→ EXERCISE
Pull out from the material below all lines with "매매가격지수".

→ RAW DATA
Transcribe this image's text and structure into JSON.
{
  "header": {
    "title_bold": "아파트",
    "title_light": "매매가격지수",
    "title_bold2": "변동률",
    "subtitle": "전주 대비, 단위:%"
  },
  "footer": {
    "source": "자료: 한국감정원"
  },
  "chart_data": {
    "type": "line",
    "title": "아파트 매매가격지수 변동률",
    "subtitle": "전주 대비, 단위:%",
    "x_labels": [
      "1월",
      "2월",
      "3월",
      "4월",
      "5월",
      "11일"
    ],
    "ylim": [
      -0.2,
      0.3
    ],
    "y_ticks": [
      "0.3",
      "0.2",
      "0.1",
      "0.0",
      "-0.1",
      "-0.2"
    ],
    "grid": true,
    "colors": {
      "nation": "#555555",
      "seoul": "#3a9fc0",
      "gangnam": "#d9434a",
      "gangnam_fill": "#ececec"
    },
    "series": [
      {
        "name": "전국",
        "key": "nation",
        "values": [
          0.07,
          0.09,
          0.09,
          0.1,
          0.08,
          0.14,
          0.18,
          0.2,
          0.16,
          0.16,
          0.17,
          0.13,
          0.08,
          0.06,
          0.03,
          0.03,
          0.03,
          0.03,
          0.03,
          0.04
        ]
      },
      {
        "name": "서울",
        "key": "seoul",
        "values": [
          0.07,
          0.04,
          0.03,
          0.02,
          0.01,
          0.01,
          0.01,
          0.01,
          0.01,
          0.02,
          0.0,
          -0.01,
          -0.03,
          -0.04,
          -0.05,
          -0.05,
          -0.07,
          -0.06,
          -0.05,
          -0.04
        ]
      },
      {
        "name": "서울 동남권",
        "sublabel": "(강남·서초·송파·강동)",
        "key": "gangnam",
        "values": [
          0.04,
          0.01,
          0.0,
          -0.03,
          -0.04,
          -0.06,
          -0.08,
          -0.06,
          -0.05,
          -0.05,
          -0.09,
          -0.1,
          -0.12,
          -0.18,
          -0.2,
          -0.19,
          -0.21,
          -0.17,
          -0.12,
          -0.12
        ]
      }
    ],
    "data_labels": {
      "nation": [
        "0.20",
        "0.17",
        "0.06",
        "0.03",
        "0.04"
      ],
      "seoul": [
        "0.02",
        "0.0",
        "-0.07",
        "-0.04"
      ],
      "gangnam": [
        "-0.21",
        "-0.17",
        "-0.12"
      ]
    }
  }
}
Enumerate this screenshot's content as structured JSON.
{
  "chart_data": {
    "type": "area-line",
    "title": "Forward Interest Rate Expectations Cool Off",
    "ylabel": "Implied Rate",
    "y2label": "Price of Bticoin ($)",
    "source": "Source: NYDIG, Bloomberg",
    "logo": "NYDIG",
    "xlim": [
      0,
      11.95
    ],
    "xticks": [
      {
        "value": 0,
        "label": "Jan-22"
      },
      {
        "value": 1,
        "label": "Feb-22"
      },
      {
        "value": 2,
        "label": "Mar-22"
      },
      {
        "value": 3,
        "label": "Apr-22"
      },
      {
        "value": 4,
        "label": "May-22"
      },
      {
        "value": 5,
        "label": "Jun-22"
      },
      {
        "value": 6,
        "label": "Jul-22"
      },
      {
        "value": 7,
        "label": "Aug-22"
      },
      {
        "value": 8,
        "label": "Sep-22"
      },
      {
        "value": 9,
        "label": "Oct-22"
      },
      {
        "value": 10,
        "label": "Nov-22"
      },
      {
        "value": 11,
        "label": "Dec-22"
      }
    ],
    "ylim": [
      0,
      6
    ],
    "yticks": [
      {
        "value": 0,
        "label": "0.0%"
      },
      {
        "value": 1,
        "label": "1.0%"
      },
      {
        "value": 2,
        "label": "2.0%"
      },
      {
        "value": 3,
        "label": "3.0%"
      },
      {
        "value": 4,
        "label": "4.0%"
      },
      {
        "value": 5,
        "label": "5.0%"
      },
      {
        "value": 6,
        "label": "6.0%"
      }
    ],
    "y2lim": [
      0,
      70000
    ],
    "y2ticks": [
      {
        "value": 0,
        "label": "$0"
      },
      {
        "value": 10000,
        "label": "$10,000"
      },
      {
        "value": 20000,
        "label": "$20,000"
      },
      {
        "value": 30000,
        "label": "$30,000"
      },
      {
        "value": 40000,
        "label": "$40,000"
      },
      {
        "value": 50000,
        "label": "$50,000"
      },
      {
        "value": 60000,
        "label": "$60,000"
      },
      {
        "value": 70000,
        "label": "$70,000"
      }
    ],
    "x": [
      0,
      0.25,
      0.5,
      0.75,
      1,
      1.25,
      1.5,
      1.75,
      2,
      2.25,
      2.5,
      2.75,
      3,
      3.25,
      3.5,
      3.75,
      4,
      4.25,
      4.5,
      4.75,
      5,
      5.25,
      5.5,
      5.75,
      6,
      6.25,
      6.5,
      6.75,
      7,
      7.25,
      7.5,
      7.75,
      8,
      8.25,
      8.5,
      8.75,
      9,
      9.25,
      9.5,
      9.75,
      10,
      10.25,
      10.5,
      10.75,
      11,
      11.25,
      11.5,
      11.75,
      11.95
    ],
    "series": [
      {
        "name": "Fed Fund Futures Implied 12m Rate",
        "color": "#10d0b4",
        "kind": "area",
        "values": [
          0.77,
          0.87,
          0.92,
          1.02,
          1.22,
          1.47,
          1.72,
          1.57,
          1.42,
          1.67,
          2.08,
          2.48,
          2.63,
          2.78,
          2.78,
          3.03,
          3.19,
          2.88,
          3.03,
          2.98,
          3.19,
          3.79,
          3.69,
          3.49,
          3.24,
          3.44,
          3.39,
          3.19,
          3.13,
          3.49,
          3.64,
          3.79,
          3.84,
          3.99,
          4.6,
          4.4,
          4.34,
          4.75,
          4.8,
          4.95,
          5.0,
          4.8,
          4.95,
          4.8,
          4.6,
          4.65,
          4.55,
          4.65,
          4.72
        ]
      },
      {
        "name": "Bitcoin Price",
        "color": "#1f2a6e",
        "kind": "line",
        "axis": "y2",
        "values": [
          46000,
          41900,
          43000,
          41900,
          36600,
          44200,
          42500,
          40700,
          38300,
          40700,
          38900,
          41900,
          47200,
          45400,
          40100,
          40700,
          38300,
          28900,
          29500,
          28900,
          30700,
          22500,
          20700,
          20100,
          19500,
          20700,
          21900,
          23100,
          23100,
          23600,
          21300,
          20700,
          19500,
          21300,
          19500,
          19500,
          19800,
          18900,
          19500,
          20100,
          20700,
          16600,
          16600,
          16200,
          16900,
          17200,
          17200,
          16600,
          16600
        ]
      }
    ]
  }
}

→ SOLUTION TO THIS EXERCISE
    "title_light": "매매가격지수",
    "title": "아파트 매매가격지수 변동률",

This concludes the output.